> Direction
How many lines of these entries hold the string "screenshot"? Answer with the number alone.

====

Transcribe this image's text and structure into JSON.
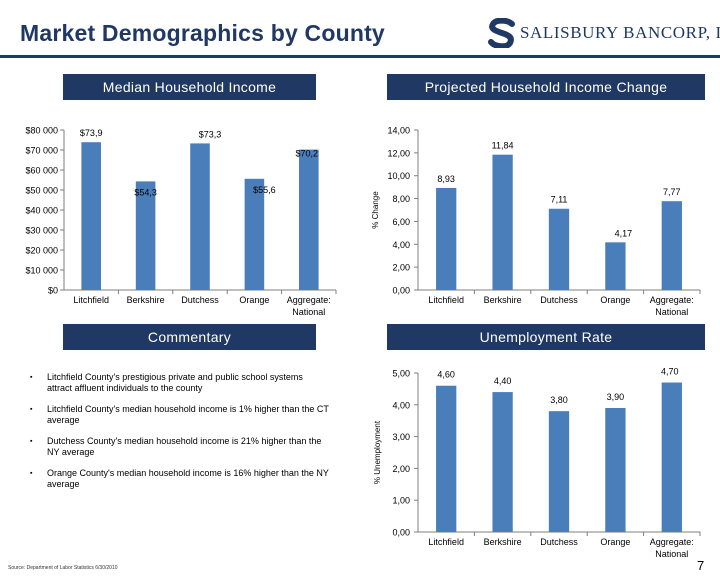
{
  "page": {
    "title": "Market Demographics by County",
    "brand": "SALISBURY BANCORP, INC.",
    "source": "Source: Department of Labor Statistics 6/30/2010",
    "page_number": "7",
    "colors": {
      "navy": "#1f3864",
      "bar": "#4a7ebb"
    }
  },
  "sections": {
    "median_income": "Median Household Income",
    "projected_change": "Projected Household Income Change",
    "commentary": "Commentary",
    "unemployment": "Unemployment Rate"
  },
  "commentary": {
    "items": [
      "Litchfield County's prestigious private and public school systems attract affluent individuals to the county",
      "Litchfield County's median household income is 1% higher than the CT average",
      "Dutchess County's median household income is 21% higher than the NY average",
      "Orange County's median household income is 16% higher than the NY average"
    ]
  },
  "chart_data": [
    {
      "type": "bar",
      "title": "Median Household Income",
      "categories": [
        "Litchfield",
        "Berkshire",
        "Dutchess",
        "Orange",
        "Aggregate: National"
      ],
      "values": [
        73.9,
        54.3,
        73.3,
        55.6,
        70.2
      ],
      "data_labels": [
        "$73,9",
        "$54,3",
        "$73,3",
        "$55,6",
        "$70,2"
      ],
      "ylim": [
        0,
        80000
      ],
      "yticks": [
        "$0",
        "$10 000",
        "$20 000",
        "$30 000",
        "$40 000",
        "$50 000",
        "$60 000",
        "$70 000",
        "$80 000"
      ],
      "ylabel": "",
      "xlabel": ""
    },
    {
      "type": "bar",
      "title": "Projected Household Income Change",
      "categories": [
        "Litchfield",
        "Berkshire",
        "Dutchess",
        "Orange",
        "Aggregate: National"
      ],
      "values": [
        8.93,
        11.84,
        7.11,
        4.17,
        7.77
      ],
      "data_labels": [
        "8,93",
        "11,84",
        "7,11",
        "4,17",
        "7,77"
      ],
      "ylim": [
        0,
        14
      ],
      "yticks": [
        "0,00",
        "2,00",
        "4,00",
        "6,00",
        "8,00",
        "10,00",
        "12,00",
        "14,00"
      ],
      "ylabel": "% Change",
      "xlabel": ""
    },
    {
      "type": "bar",
      "title": "Unemployment Rate",
      "categories": [
        "Litchfield",
        "Berkshire",
        "Dutchess",
        "Orange",
        "Aggregate: National"
      ],
      "values": [
        4.6,
        4.4,
        3.8,
        3.9,
        4.7
      ],
      "data_labels": [
        "4,60",
        "4,40",
        "3,80",
        "3,90",
        "4,70"
      ],
      "ylim": [
        0,
        5
      ],
      "yticks": [
        "0,00",
        "1,00",
        "2,00",
        "3,00",
        "4,00",
        "5,00"
      ],
      "ylabel": "% Unemployment",
      "xlabel": ""
    }
  ]
}
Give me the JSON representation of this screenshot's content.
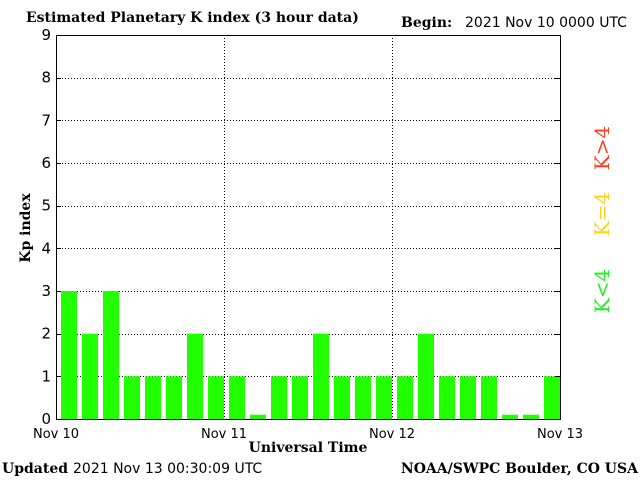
{
  "header": {
    "title": "Estimated Planetary K index (3 hour data)",
    "begin_label": "Begin:",
    "begin_value": "2021 Nov 10 0000 UTC"
  },
  "footer": {
    "updated_label": "Updated",
    "updated_value": "2021 Nov 13 00:30:09 UTC",
    "credit": "NOAA/SWPC Boulder, CO USA"
  },
  "legend": {
    "high": "K>4",
    "mid": "K=4",
    "low": "K<4"
  },
  "colors": {
    "low": "#22ff00",
    "mid": "#ffd21a",
    "high": "#ff3b1f",
    "grid": "#000000"
  },
  "chart_data": {
    "type": "bar",
    "xlabel": "Universal Time",
    "ylabel": "Kp index",
    "ylim": [
      0,
      9
    ],
    "yticks": [
      0,
      1,
      2,
      3,
      4,
      5,
      6,
      7,
      8,
      9
    ],
    "xtick_labels": [
      "Nov 10",
      "Nov 11",
      "Nov 12",
      "Nov 13"
    ],
    "bin_hours": 3,
    "grid": true,
    "values": [
      3,
      2,
      3,
      1,
      1,
      1,
      2,
      1,
      1,
      0.1,
      1,
      1,
      2,
      1,
      1,
      1,
      1,
      2,
      1,
      1,
      1,
      0.1,
      0.1,
      1
    ]
  }
}
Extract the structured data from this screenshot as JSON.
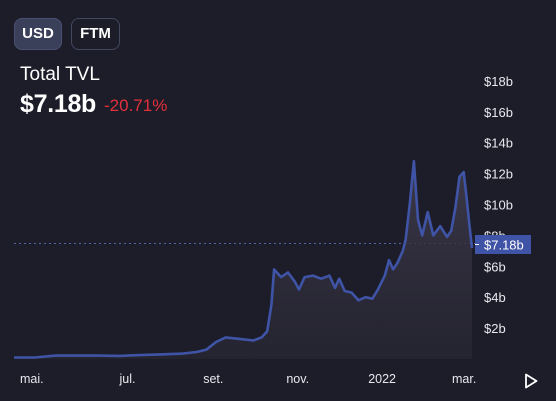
{
  "currency_toggle": {
    "options": [
      "USD",
      "FTM"
    ],
    "selected": "USD"
  },
  "header": {
    "title": "Total TVL",
    "value": "$7.18b",
    "change": "-20.71%"
  },
  "current_value_label": "$7.18b",
  "colors": {
    "background": "#1c1d29",
    "line": "#3f54a6",
    "area_top": "#3e3a4a",
    "negative_change": "#e5303d",
    "value_tag": "#3f54a6"
  },
  "chart_data": {
    "type": "area",
    "title": "Total TVL",
    "xlabel": "",
    "ylabel": "",
    "x_tick_labels": [
      "mai.",
      "jul.",
      "set.",
      "nov.",
      "2022",
      "mar."
    ],
    "y_tick_labels": [
      "$2b",
      "$4b",
      "$6b",
      "$8b",
      "$10b",
      "$12b",
      "$14b",
      "$16b",
      "$18b"
    ],
    "ylim": [
      0,
      18
    ],
    "y_unit": "billion USD",
    "current_value": 7.18,
    "grid": false,
    "series": [
      {
        "points": [
          [
            "2021-04-10",
            0.1
          ],
          [
            "2021-04-25",
            0.1
          ],
          [
            "2021-05-10",
            0.22
          ],
          [
            "2021-05-25",
            0.22
          ],
          [
            "2021-06-10",
            0.22
          ],
          [
            "2021-06-25",
            0.2
          ],
          [
            "2021-07-10",
            0.25
          ],
          [
            "2021-07-25",
            0.3
          ],
          [
            "2021-08-10",
            0.35
          ],
          [
            "2021-08-20",
            0.45
          ],
          [
            "2021-08-27",
            0.6
          ],
          [
            "2021-09-03",
            1.1
          ],
          [
            "2021-09-10",
            1.4
          ],
          [
            "2021-09-20",
            1.3
          ],
          [
            "2021-09-30",
            1.2
          ],
          [
            "2021-10-06",
            1.4
          ],
          [
            "2021-10-10",
            1.8
          ],
          [
            "2021-10-13",
            3.5
          ],
          [
            "2021-10-15",
            5.8
          ],
          [
            "2021-10-20",
            5.3
          ],
          [
            "2021-10-25",
            5.6
          ],
          [
            "2021-10-30",
            5.0
          ],
          [
            "2021-11-02",
            4.5
          ],
          [
            "2021-11-06",
            5.3
          ],
          [
            "2021-11-12",
            5.4
          ],
          [
            "2021-11-18",
            5.2
          ],
          [
            "2021-11-24",
            5.4
          ],
          [
            "2021-11-28",
            4.6
          ],
          [
            "2021-12-01",
            5.2
          ],
          [
            "2021-12-05",
            4.4
          ],
          [
            "2021-12-10",
            4.3
          ],
          [
            "2021-12-15",
            3.8
          ],
          [
            "2021-12-20",
            4.0
          ],
          [
            "2021-12-25",
            3.9
          ],
          [
            "2021-12-29",
            4.5
          ],
          [
            "2022-01-03",
            5.4
          ],
          [
            "2022-01-06",
            6.4
          ],
          [
            "2022-01-09",
            5.8
          ],
          [
            "2022-01-12",
            6.2
          ],
          [
            "2022-01-16",
            7.0
          ],
          [
            "2022-01-18",
            7.7
          ],
          [
            "2022-01-21",
            10.0
          ],
          [
            "2022-01-24",
            12.8
          ],
          [
            "2022-01-27",
            9.0
          ],
          [
            "2022-01-30",
            8.0
          ],
          [
            "2022-02-03",
            9.5
          ],
          [
            "2022-02-07",
            8.0
          ],
          [
            "2022-02-12",
            8.6
          ],
          [
            "2022-02-17",
            7.9
          ],
          [
            "2022-02-20",
            8.3
          ],
          [
            "2022-02-23",
            9.8
          ],
          [
            "2022-02-26",
            11.8
          ],
          [
            "2022-03-01",
            12.1
          ],
          [
            "2022-03-03",
            10.5
          ],
          [
            "2022-03-05",
            8.8
          ],
          [
            "2022-03-07",
            7.18
          ]
        ]
      }
    ]
  }
}
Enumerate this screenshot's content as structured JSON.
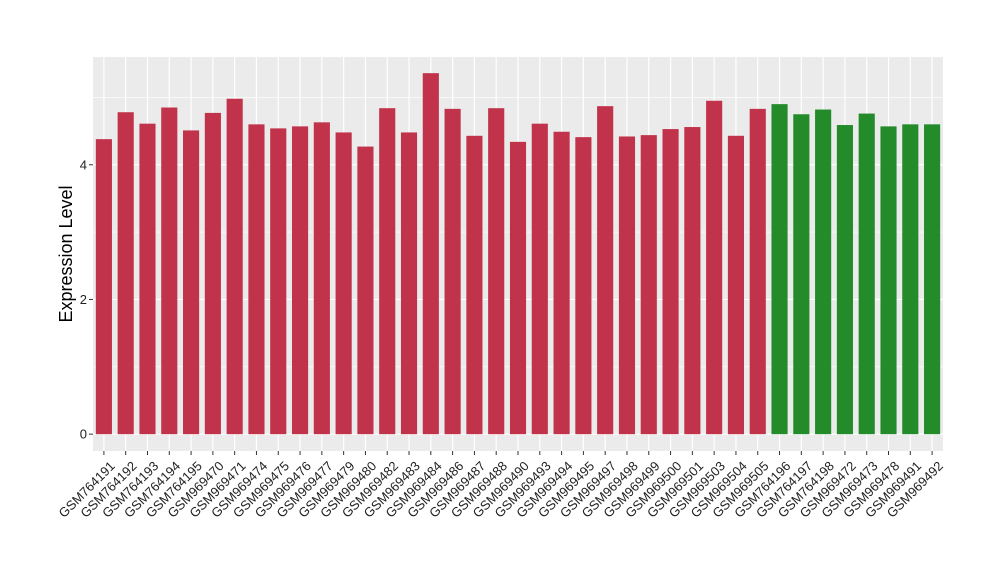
{
  "chart_data": {
    "type": "bar",
    "title": "",
    "xlabel": "",
    "ylabel": "Expression Level",
    "ylim": [
      -0.25,
      5.6
    ],
    "yticks": [
      0,
      2,
      4
    ],
    "grid": true,
    "legend": "none",
    "colors": {
      "group1": "#c1334a",
      "group2": "#238b2a",
      "panel": "#ebebeb",
      "grid": "#ffffff"
    },
    "categories": [
      "GSM764191",
      "GSM764192",
      "GSM764193",
      "GSM764194",
      "GSM764195",
      "GSM969470",
      "GSM969471",
      "GSM969474",
      "GSM969475",
      "GSM969476",
      "GSM969477",
      "GSM969479",
      "GSM969480",
      "GSM969482",
      "GSM969483",
      "GSM969484",
      "GSM969486",
      "GSM969487",
      "GSM969488",
      "GSM969490",
      "GSM969493",
      "GSM969494",
      "GSM969495",
      "GSM969497",
      "GSM969498",
      "GSM969499",
      "GSM969500",
      "GSM969501",
      "GSM969503",
      "GSM969504",
      "GSM969505",
      "GSM764196",
      "GSM764197",
      "GSM764198",
      "GSM969472",
      "GSM969473",
      "GSM969478",
      "GSM969491",
      "GSM969492"
    ],
    "values": [
      4.38,
      4.78,
      4.61,
      4.85,
      4.51,
      4.77,
      4.98,
      4.6,
      4.54,
      4.57,
      4.63,
      4.48,
      4.27,
      4.84,
      4.48,
      5.36,
      4.83,
      4.43,
      4.84,
      4.34,
      4.61,
      4.49,
      4.41,
      4.87,
      4.42,
      4.44,
      4.53,
      4.56,
      4.95,
      4.43,
      4.83,
      4.9,
      4.75,
      4.82,
      4.59,
      4.76,
      4.57,
      4.6,
      4.6
    ],
    "groups": [
      "group1",
      "group1",
      "group1",
      "group1",
      "group1",
      "group1",
      "group1",
      "group1",
      "group1",
      "group1",
      "group1",
      "group1",
      "group1",
      "group1",
      "group1",
      "group1",
      "group1",
      "group1",
      "group1",
      "group1",
      "group1",
      "group1",
      "group1",
      "group1",
      "group1",
      "group1",
      "group1",
      "group1",
      "group1",
      "group1",
      "group1",
      "group2",
      "group2",
      "group2",
      "group2",
      "group2",
      "group2",
      "group2",
      "group2"
    ]
  }
}
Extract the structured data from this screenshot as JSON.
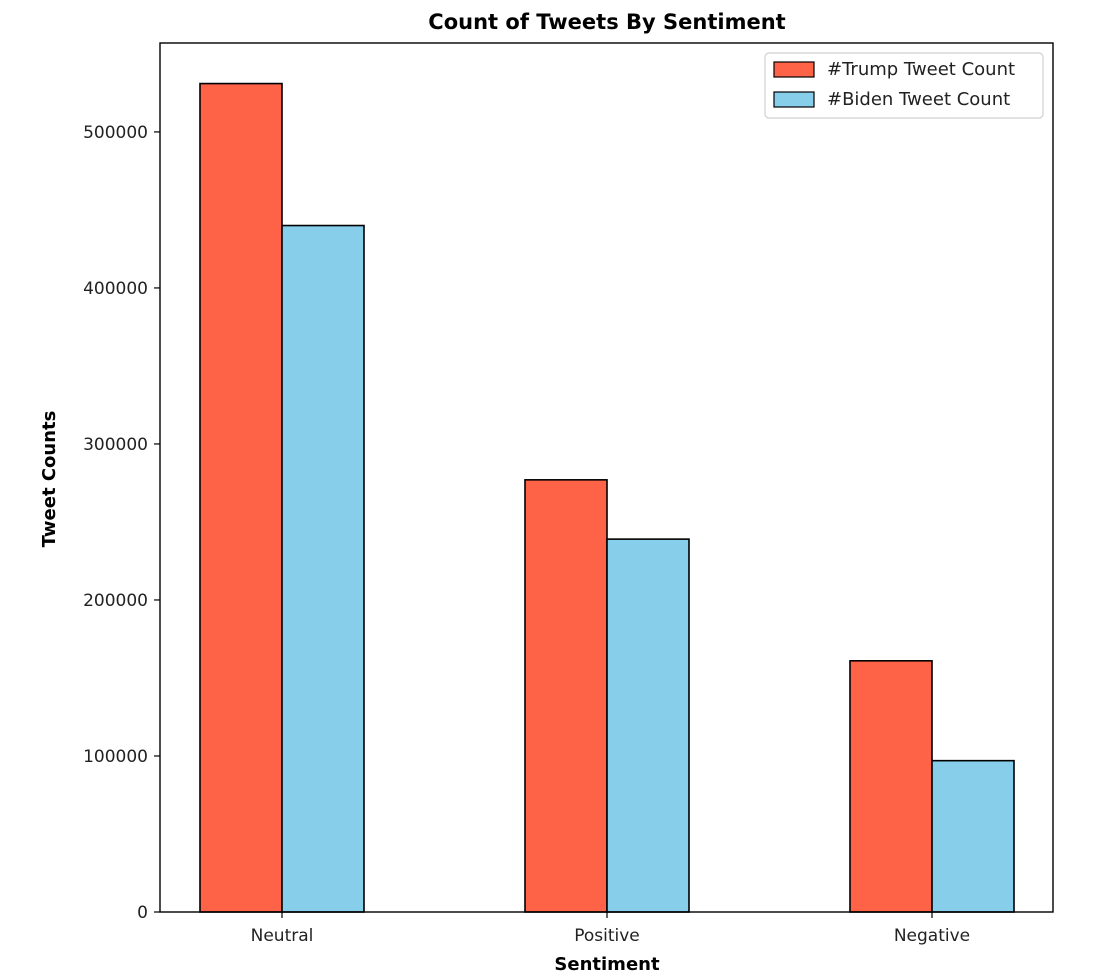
{
  "chart_data": {
    "type": "bar",
    "title": "Count of Tweets By Sentiment",
    "xlabel": "Sentiment",
    "ylabel": "Tweet Counts",
    "categories": [
      "Neutral",
      "Positive",
      "Negative"
    ],
    "series": [
      {
        "name": "#Trump Tweet Count",
        "values": [
          531000,
          277000,
          161000
        ],
        "color": "#FF6347"
      },
      {
        "name": "#Biden Tweet Count",
        "values": [
          440000,
          239000,
          97000
        ],
        "color": "#87CEEB"
      }
    ],
    "ylim": [
      0,
      557000
    ],
    "yticks": [
      0,
      100000,
      200000,
      300000,
      400000,
      500000
    ],
    "ytick_labels": [
      "0",
      "100000",
      "200000",
      "300000",
      "400000",
      "500000"
    ],
    "grid": false,
    "legend_position": "top-right",
    "edge_color": "#000000"
  }
}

====

> Result
4